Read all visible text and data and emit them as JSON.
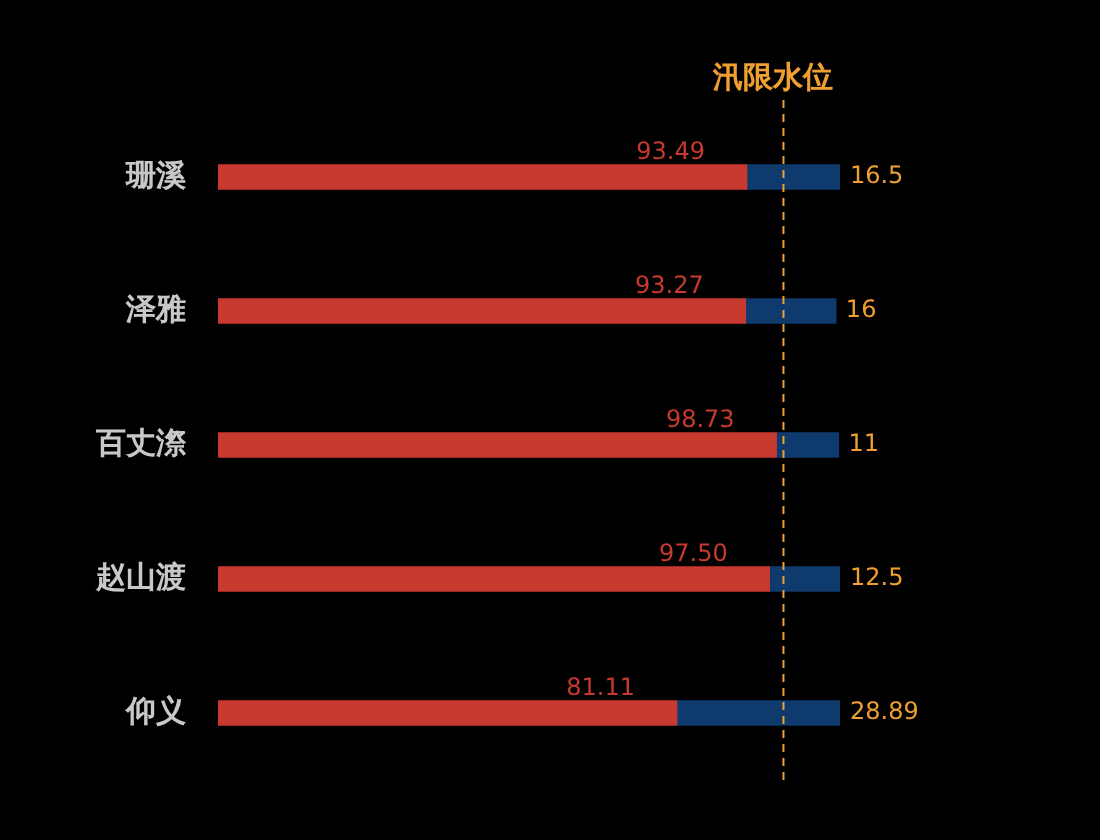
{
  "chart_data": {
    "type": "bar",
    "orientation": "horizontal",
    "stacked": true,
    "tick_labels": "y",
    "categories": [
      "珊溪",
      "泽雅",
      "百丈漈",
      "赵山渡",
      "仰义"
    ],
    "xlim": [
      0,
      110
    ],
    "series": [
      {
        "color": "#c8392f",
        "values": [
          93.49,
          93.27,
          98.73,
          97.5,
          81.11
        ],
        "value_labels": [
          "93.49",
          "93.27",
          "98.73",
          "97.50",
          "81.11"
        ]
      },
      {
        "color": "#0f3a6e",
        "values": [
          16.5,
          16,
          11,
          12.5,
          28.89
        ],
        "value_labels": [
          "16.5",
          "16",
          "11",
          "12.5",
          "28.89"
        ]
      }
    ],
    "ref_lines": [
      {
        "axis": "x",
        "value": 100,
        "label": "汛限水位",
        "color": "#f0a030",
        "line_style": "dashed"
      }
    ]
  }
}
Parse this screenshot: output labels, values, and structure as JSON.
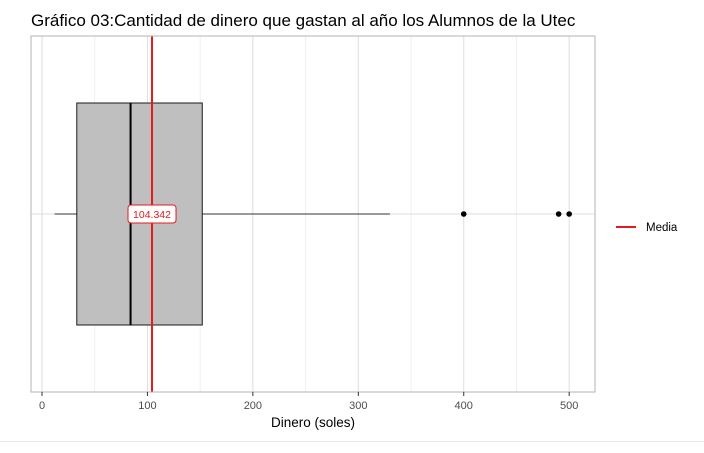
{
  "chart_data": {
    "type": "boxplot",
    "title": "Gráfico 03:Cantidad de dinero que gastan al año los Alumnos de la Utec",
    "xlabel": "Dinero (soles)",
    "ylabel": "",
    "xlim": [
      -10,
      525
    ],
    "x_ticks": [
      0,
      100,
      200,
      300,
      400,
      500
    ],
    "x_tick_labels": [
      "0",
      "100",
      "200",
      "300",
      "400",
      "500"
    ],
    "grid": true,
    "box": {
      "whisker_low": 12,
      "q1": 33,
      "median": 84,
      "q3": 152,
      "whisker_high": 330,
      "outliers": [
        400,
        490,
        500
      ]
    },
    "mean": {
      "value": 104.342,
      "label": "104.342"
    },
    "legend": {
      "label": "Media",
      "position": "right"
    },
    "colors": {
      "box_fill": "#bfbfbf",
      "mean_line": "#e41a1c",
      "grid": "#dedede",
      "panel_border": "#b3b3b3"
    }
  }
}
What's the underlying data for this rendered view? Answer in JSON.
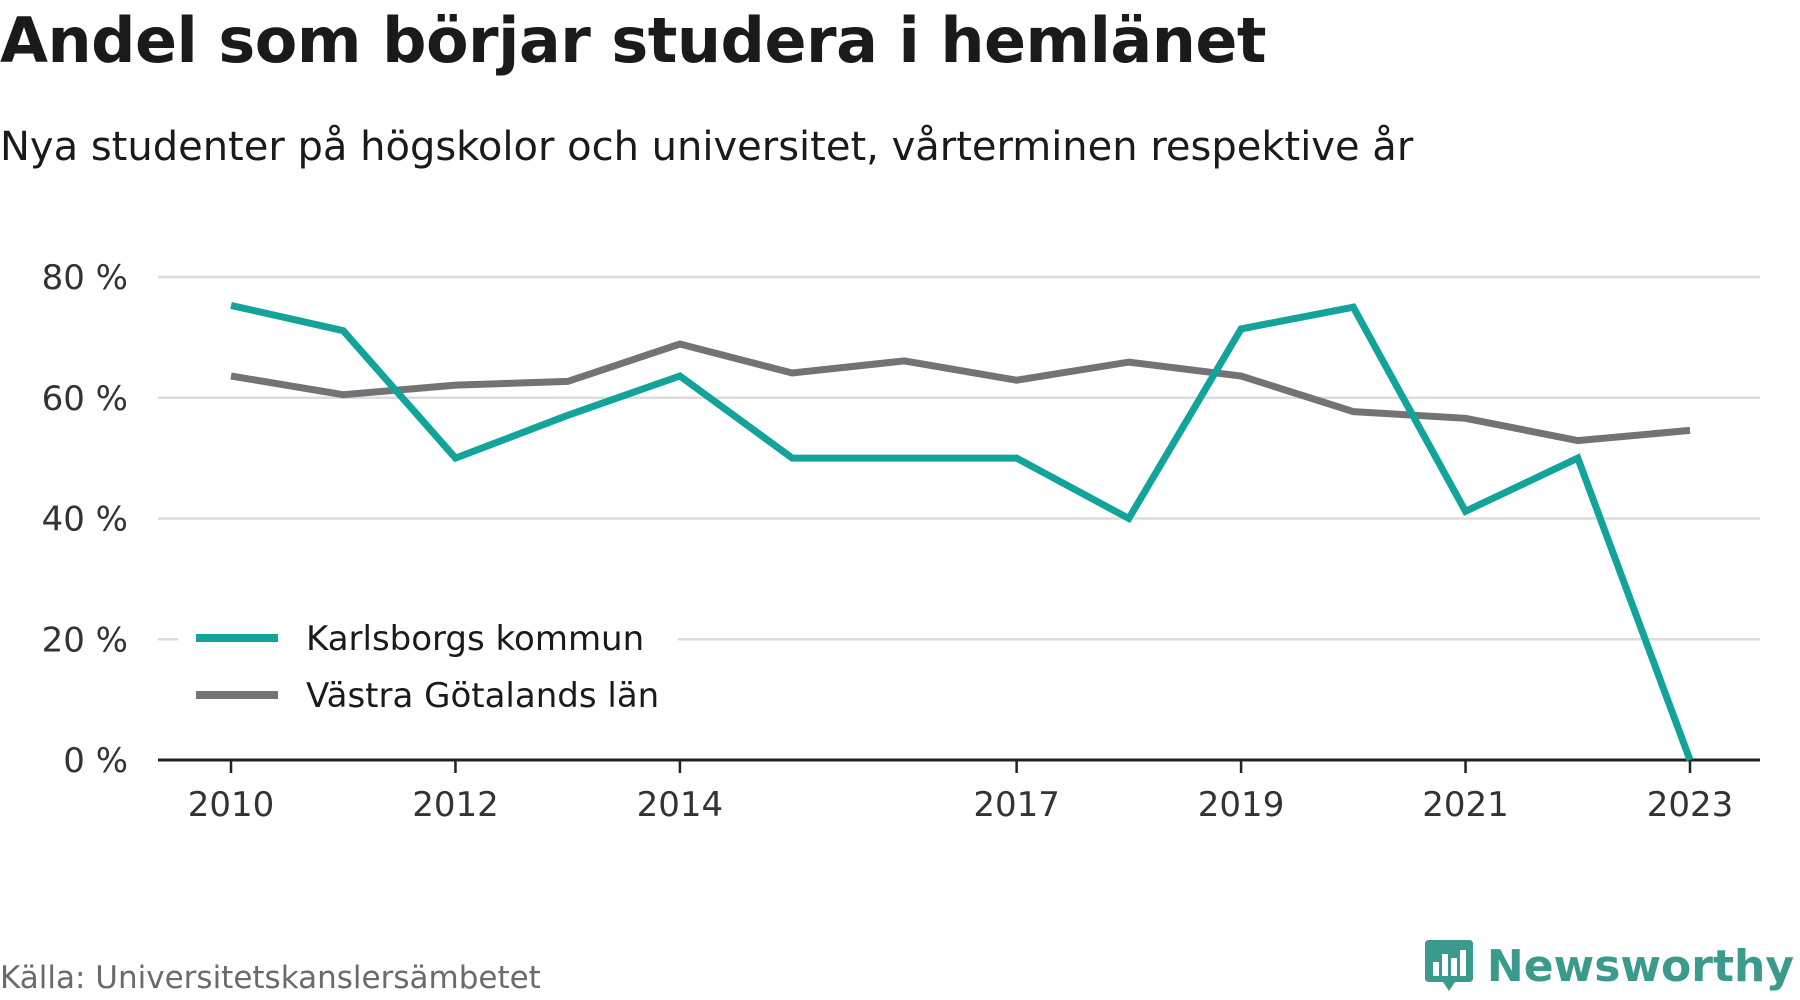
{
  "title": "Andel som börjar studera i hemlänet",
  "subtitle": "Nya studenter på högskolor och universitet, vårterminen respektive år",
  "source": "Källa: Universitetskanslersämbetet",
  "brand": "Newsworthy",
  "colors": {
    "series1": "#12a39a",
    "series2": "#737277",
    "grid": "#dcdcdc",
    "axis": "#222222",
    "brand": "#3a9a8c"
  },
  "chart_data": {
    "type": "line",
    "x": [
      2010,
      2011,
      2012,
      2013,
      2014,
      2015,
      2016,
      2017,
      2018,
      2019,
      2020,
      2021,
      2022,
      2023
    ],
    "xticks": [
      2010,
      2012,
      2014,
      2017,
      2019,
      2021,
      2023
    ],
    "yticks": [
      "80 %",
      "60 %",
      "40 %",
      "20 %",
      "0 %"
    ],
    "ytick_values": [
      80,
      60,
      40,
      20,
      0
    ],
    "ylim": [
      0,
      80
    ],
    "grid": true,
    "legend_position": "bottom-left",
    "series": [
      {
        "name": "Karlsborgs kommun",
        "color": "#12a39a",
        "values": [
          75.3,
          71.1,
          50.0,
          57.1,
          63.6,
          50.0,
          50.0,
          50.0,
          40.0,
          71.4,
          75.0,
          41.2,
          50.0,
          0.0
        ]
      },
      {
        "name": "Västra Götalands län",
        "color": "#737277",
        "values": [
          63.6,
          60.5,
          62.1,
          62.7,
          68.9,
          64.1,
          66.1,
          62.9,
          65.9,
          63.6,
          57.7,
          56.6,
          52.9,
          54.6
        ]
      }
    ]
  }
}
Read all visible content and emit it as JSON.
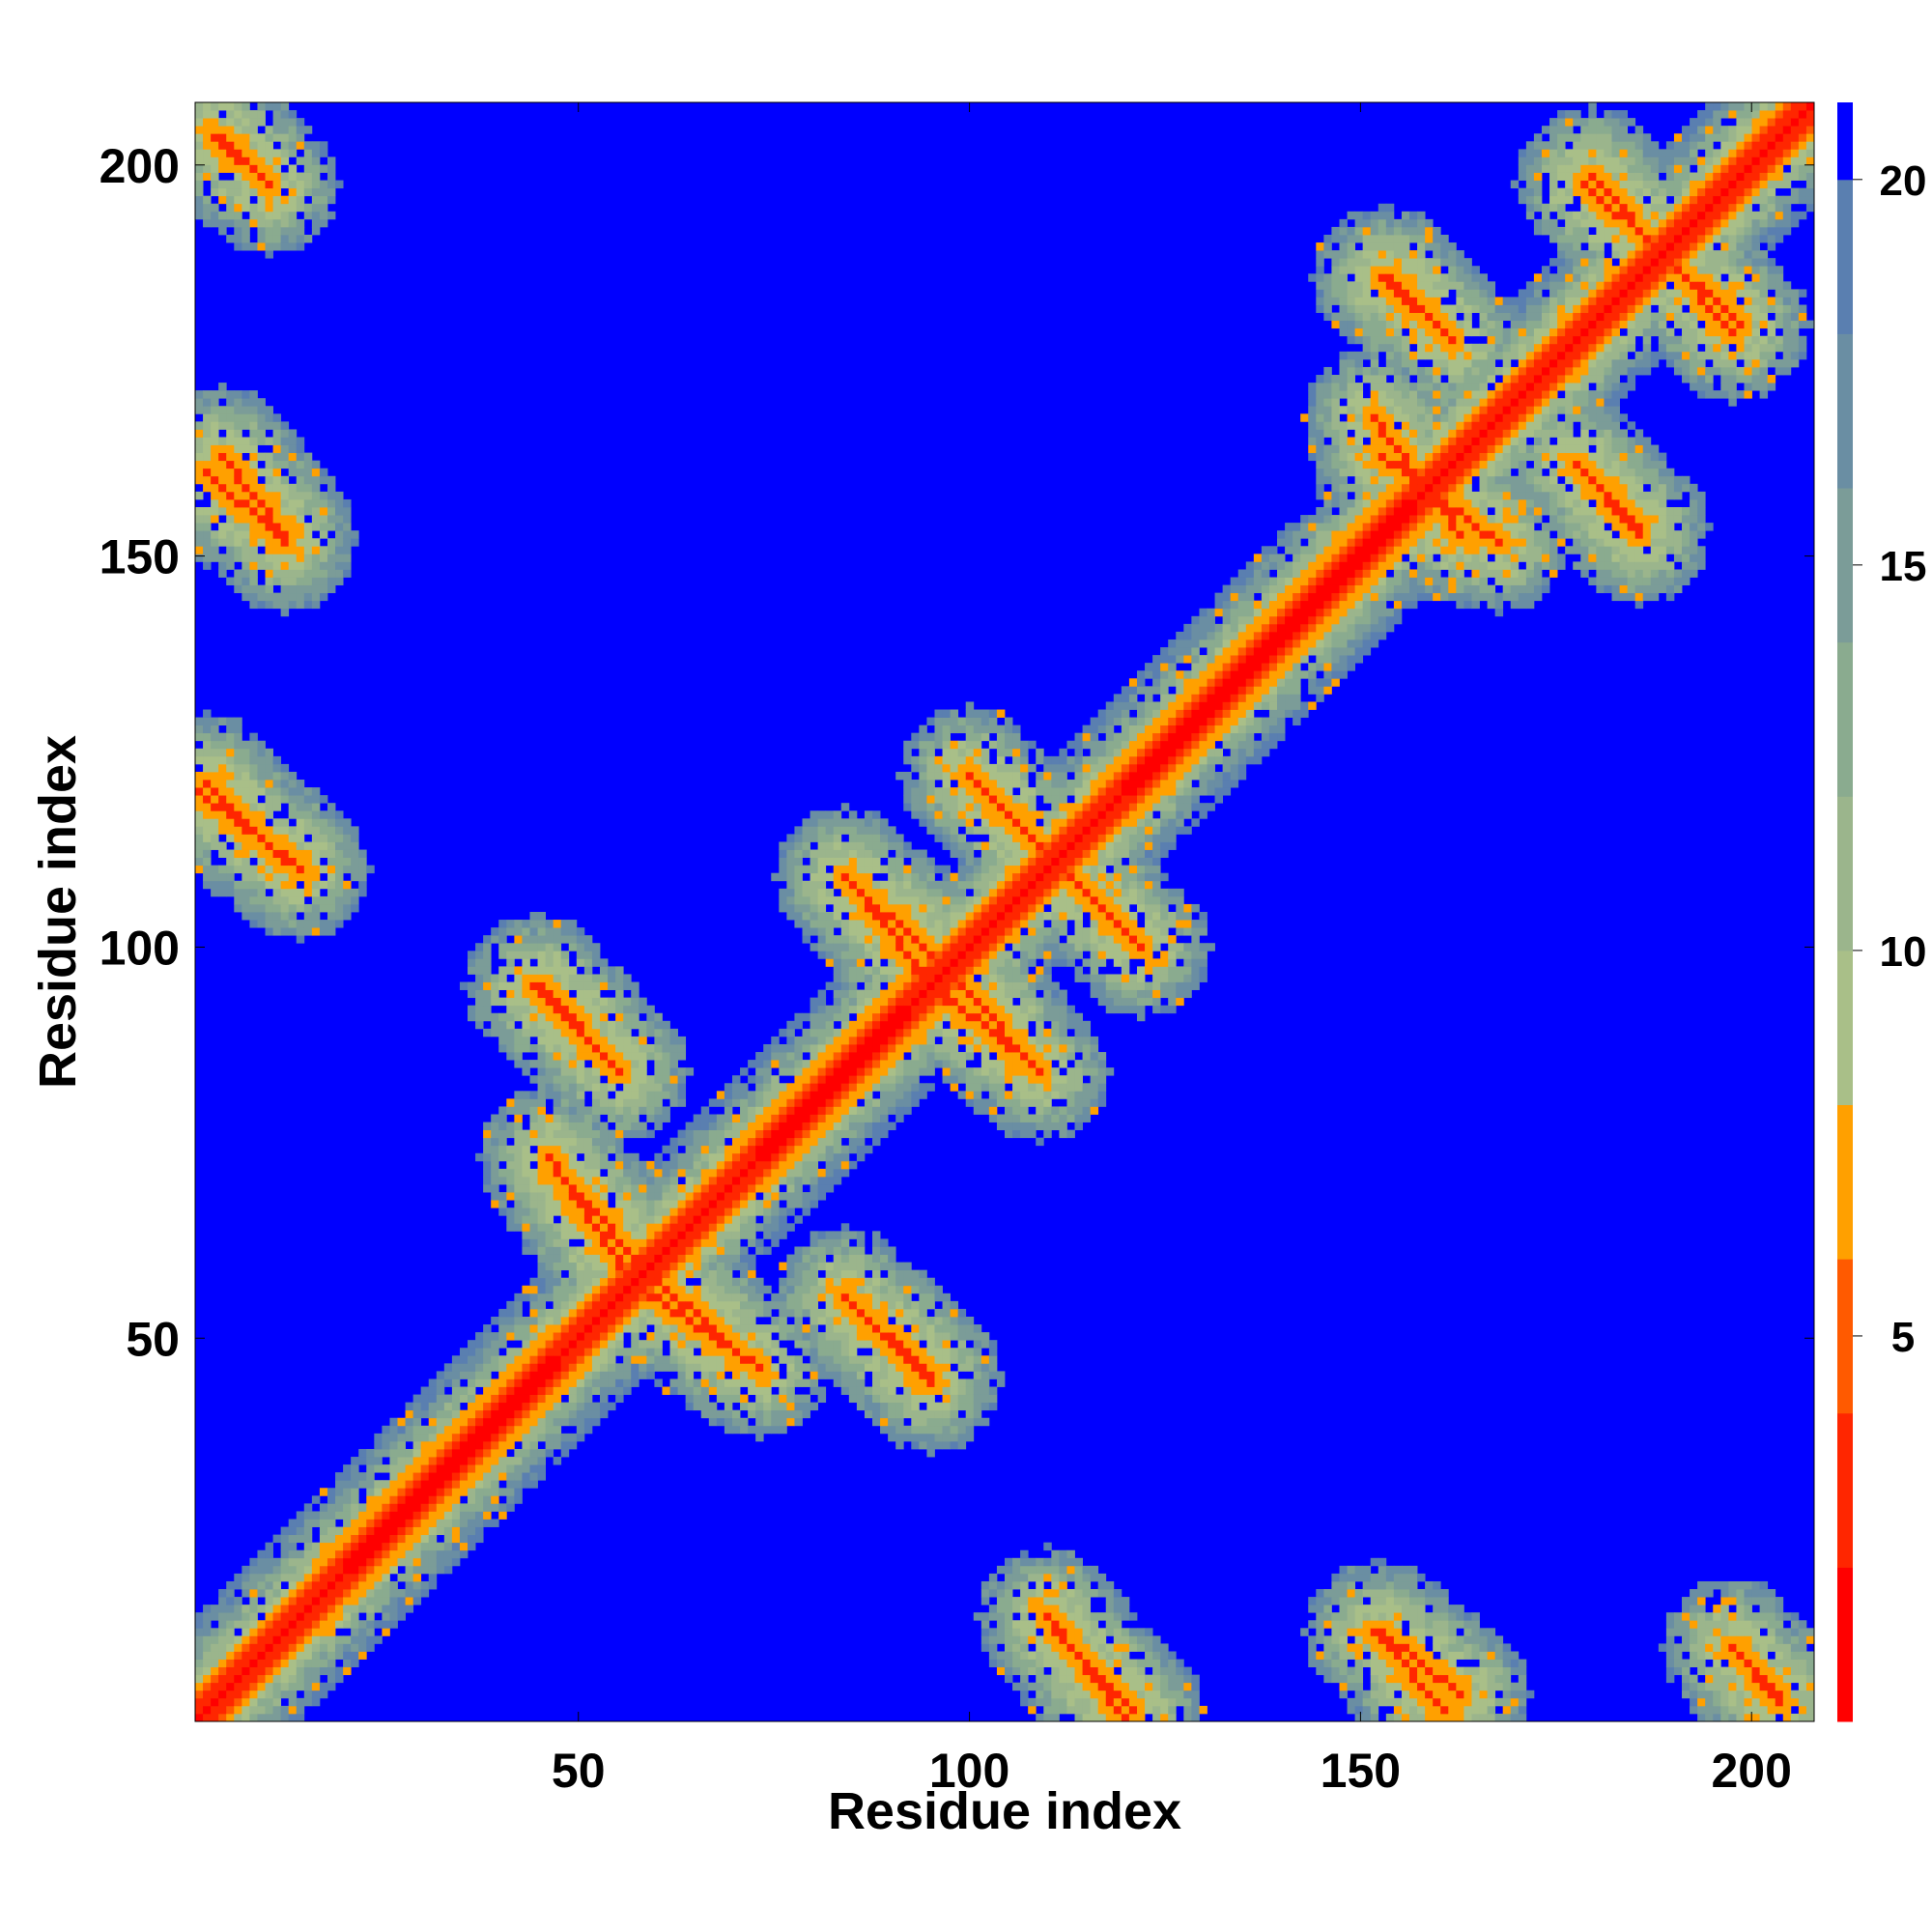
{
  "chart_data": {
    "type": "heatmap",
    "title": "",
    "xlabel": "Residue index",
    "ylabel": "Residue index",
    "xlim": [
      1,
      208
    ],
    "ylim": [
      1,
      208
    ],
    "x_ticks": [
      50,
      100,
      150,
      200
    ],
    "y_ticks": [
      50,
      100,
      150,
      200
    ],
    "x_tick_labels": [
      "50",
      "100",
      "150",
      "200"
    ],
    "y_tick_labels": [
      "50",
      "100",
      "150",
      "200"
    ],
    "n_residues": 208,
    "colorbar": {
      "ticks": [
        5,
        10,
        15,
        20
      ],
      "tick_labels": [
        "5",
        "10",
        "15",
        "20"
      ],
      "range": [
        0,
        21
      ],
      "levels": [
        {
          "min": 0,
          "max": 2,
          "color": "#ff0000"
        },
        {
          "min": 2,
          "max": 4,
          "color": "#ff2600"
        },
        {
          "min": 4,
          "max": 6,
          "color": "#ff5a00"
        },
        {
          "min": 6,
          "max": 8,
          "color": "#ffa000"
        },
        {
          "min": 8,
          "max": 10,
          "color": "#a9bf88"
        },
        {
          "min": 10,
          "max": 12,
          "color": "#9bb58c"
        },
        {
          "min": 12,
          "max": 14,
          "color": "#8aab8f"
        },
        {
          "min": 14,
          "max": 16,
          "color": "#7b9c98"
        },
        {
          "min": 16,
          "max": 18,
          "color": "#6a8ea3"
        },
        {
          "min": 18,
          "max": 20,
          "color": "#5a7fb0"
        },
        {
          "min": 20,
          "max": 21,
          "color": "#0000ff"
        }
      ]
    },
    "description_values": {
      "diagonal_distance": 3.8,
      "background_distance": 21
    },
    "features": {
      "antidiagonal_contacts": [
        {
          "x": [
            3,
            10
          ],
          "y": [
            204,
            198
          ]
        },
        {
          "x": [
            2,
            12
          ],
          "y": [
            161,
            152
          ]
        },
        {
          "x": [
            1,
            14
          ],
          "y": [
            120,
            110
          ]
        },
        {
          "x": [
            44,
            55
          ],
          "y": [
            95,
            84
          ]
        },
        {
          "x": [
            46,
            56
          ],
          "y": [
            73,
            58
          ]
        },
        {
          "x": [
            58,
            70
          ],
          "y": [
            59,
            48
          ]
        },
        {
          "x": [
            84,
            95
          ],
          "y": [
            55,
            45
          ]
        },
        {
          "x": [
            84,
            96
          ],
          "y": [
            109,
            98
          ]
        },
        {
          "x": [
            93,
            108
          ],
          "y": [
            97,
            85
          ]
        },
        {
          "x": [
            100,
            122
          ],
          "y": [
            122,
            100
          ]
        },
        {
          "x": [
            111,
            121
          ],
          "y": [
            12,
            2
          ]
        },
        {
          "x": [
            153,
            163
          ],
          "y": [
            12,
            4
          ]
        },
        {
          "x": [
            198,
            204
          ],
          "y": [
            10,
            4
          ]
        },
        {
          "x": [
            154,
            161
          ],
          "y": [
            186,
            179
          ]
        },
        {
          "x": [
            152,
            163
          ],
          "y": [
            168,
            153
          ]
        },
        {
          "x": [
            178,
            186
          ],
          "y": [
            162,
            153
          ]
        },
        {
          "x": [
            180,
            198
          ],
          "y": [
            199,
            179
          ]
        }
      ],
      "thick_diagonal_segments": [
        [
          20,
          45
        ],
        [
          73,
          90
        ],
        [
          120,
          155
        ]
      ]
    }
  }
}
::::
§ **Short problem**: Identify each line holding the string "xlabel", and copy it out.

§ **Final answer**:
    "xlabel": "Dinero (soles)",
    "xlabel": "Residue index",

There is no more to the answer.